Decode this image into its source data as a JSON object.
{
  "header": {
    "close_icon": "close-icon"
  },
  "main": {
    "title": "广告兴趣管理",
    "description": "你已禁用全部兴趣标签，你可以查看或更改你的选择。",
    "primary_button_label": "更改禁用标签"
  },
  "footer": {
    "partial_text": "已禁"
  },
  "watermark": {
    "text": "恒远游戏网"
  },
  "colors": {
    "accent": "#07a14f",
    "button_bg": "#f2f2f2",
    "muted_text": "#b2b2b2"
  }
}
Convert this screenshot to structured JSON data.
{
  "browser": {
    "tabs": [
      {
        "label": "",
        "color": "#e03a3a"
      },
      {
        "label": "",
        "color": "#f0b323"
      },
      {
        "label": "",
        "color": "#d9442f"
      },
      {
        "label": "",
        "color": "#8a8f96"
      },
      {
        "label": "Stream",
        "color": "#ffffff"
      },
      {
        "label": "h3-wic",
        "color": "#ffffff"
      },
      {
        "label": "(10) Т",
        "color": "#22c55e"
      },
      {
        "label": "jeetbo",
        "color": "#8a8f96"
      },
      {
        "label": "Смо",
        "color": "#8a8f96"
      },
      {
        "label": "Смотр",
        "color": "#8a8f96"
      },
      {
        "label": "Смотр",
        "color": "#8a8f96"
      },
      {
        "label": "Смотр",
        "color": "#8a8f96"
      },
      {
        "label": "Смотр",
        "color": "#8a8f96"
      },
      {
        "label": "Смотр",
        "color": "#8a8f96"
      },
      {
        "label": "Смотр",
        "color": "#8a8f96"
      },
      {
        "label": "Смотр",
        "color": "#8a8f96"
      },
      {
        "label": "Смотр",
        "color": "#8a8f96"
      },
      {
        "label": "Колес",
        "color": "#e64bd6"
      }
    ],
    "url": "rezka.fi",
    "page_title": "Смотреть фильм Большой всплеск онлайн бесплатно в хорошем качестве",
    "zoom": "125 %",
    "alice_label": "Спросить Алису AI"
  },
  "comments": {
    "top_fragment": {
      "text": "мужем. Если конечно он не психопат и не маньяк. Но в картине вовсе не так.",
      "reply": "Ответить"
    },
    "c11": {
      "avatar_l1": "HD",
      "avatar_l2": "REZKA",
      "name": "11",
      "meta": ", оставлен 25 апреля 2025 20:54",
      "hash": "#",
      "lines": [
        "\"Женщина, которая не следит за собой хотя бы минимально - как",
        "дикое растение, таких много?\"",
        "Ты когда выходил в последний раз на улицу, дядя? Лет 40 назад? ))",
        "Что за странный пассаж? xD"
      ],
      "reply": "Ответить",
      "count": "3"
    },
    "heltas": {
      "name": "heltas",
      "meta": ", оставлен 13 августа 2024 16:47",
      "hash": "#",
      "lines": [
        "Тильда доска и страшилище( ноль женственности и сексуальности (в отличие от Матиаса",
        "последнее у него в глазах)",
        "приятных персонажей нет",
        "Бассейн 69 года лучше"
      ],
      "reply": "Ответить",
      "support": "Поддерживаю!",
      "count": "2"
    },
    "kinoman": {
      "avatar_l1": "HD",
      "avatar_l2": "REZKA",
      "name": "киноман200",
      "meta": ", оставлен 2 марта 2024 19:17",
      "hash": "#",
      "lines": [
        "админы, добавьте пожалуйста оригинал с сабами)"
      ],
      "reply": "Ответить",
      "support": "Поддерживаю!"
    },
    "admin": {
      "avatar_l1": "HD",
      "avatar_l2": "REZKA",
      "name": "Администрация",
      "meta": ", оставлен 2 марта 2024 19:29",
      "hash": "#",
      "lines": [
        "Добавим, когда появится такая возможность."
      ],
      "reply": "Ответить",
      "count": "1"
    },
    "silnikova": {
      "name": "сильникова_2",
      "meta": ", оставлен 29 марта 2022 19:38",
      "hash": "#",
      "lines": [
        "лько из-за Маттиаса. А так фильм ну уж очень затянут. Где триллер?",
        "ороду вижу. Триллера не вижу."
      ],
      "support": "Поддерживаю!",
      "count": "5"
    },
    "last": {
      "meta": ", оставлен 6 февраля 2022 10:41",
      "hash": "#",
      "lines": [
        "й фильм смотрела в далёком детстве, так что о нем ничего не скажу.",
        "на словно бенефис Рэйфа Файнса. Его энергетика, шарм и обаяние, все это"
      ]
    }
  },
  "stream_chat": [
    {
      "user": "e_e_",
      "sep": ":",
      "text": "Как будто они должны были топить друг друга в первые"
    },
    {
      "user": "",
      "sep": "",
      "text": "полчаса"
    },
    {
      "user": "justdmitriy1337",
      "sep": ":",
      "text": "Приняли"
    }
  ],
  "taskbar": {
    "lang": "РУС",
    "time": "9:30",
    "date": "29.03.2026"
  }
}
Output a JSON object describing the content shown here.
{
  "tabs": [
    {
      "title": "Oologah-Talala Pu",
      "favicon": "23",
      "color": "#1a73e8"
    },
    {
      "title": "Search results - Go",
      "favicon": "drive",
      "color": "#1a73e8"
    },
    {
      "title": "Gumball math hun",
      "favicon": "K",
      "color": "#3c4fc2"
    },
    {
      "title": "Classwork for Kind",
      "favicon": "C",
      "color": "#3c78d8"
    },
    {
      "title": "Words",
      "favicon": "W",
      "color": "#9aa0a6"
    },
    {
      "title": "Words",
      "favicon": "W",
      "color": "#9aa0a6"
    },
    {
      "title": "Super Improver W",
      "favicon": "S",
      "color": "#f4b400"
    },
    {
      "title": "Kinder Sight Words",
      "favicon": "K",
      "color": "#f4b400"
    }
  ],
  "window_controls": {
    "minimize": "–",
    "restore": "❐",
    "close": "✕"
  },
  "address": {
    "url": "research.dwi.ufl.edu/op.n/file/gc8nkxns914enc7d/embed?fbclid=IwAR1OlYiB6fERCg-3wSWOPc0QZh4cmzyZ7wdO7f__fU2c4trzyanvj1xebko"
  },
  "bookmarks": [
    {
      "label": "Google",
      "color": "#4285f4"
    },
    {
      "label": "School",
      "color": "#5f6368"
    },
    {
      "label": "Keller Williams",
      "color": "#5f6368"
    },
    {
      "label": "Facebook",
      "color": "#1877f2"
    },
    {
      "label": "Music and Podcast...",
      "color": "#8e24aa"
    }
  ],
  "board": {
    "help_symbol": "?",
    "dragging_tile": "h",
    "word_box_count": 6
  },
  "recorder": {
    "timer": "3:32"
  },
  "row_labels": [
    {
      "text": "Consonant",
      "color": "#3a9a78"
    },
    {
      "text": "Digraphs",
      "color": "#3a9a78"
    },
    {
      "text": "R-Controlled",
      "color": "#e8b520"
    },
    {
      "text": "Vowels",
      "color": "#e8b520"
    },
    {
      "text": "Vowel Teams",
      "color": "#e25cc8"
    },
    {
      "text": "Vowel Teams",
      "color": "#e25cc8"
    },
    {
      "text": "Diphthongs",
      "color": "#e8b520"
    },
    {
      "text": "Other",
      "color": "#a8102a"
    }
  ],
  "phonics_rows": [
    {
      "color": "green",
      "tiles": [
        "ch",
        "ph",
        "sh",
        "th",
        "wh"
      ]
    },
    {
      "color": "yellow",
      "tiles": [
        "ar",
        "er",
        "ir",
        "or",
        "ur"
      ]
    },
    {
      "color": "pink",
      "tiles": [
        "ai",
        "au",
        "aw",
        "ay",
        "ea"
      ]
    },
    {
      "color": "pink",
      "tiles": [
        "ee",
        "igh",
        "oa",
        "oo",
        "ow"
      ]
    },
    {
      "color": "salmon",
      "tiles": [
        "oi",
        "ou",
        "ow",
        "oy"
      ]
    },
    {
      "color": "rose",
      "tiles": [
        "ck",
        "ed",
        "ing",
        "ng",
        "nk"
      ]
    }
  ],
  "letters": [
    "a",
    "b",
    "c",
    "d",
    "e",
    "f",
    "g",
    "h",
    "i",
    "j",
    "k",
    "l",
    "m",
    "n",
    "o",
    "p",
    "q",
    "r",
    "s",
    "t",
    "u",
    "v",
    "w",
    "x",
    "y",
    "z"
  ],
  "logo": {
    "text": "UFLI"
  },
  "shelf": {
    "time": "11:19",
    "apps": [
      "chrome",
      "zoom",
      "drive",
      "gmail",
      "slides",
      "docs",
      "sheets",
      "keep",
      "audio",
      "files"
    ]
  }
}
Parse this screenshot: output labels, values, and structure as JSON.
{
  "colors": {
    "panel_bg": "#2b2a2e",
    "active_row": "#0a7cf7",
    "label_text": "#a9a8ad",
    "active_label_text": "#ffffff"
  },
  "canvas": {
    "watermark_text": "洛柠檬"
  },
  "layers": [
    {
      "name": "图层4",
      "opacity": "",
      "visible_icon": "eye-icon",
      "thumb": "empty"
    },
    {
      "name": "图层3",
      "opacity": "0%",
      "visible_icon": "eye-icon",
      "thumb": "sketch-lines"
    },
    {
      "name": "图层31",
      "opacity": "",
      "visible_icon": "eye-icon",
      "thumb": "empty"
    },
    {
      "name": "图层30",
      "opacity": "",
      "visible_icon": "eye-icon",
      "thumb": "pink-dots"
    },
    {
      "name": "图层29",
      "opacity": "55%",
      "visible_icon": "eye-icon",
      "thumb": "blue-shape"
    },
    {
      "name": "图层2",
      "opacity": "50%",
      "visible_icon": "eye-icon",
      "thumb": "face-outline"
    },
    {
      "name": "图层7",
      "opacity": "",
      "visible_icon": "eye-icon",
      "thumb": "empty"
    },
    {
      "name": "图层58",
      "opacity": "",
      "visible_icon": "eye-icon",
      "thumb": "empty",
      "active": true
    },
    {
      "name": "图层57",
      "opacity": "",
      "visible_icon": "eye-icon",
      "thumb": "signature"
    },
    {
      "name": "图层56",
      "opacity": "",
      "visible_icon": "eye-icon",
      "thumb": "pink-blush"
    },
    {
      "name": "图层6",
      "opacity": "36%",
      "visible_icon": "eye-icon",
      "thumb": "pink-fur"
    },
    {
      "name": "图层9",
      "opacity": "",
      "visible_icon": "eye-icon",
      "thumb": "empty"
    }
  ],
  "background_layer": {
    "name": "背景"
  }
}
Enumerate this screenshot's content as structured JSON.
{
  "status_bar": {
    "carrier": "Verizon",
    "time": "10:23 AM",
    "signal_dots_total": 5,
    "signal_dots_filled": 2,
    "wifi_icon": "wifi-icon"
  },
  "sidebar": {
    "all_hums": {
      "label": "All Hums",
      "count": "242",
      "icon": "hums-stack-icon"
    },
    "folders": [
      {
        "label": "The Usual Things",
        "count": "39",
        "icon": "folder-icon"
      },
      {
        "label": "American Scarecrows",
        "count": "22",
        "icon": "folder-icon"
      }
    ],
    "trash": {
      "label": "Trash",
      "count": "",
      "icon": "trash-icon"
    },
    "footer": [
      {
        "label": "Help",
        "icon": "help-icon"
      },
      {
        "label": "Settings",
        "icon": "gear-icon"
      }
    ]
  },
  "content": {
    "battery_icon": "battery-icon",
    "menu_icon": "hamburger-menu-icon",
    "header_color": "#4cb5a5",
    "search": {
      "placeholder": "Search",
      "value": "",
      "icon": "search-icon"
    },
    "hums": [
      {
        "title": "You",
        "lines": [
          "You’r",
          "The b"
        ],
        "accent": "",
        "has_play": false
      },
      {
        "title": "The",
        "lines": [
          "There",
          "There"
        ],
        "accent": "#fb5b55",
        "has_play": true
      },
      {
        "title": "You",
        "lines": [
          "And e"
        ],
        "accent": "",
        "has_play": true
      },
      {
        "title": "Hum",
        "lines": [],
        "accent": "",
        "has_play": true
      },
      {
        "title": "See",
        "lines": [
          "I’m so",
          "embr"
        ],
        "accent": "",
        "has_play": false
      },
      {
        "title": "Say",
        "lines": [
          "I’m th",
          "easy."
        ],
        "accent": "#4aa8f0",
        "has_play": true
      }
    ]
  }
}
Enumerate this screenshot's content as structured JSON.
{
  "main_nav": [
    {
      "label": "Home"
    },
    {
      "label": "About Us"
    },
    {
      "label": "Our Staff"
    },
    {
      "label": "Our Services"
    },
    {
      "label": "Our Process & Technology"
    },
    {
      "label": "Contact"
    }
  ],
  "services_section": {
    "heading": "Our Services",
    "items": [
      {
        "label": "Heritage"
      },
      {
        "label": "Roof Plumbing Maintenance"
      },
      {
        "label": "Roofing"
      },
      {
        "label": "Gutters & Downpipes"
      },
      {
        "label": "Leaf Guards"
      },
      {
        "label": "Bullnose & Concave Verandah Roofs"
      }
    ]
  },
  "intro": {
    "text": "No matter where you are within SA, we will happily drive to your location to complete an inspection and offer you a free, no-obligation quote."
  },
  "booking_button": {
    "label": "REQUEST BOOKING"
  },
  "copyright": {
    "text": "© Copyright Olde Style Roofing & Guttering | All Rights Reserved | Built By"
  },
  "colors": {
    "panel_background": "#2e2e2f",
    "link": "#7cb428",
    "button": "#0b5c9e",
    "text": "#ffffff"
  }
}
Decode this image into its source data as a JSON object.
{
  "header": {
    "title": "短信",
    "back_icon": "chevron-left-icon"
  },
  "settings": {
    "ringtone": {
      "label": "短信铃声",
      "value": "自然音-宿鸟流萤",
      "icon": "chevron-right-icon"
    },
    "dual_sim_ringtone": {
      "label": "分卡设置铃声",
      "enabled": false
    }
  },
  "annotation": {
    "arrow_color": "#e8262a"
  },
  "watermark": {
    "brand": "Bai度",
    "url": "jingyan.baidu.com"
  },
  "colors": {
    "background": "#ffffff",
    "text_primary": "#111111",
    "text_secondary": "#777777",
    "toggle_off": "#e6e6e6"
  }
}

> [Problem statement]: Return each line of the listing that holds the string "Roofing".

> [The completed task]:
        "label": "Roofing"
    "text": "© Copyright Olde Style Roofing & Guttering | All Rights Reserved | Built By"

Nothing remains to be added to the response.